* start Data for processing *
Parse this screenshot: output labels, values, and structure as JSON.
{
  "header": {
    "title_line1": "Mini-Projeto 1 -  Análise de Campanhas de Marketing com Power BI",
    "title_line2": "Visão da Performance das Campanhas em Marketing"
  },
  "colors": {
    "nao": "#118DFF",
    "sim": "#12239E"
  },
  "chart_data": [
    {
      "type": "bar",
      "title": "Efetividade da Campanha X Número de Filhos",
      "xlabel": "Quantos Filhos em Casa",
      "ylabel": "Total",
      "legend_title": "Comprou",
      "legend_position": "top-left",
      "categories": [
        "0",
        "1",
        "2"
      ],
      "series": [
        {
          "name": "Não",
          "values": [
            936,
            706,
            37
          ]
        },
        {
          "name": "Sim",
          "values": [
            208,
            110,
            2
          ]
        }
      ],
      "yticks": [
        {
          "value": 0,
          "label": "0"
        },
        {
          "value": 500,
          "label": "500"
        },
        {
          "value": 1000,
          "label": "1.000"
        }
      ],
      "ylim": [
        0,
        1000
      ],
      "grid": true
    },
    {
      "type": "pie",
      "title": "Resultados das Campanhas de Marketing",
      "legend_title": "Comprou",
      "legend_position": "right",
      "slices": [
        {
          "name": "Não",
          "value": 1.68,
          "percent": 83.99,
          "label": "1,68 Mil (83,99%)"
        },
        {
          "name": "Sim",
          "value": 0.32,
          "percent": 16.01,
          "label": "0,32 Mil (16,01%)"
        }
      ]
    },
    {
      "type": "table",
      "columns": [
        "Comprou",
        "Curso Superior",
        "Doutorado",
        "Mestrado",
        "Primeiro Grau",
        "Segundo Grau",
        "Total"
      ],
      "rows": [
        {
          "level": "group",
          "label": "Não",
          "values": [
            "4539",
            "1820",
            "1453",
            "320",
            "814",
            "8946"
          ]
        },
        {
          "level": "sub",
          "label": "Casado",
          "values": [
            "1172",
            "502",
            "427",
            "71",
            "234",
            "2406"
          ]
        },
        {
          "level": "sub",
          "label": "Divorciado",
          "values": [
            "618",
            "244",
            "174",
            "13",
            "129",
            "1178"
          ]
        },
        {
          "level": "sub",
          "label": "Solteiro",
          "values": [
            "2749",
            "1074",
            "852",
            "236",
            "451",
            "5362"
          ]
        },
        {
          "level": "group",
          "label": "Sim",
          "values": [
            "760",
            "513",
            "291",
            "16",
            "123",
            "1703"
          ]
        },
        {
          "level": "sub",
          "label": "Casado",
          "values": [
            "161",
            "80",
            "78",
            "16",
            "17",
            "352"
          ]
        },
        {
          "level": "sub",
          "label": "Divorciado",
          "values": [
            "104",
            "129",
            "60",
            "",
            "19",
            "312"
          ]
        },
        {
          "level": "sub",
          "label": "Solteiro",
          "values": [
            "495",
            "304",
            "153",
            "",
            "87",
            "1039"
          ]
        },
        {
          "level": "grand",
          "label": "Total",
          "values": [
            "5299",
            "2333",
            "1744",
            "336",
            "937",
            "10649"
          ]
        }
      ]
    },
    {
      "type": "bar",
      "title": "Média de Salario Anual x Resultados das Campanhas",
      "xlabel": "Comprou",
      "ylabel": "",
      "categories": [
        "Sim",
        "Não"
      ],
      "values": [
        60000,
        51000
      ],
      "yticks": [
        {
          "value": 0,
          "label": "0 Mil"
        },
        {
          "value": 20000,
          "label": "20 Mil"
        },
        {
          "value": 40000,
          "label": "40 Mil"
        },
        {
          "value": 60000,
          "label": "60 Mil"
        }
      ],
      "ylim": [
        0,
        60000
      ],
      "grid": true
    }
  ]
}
* end Data for processing *
Directions: Note how many lines in the listing above hold the string "Comprou", then give only that figure.

Result of the exercise: 4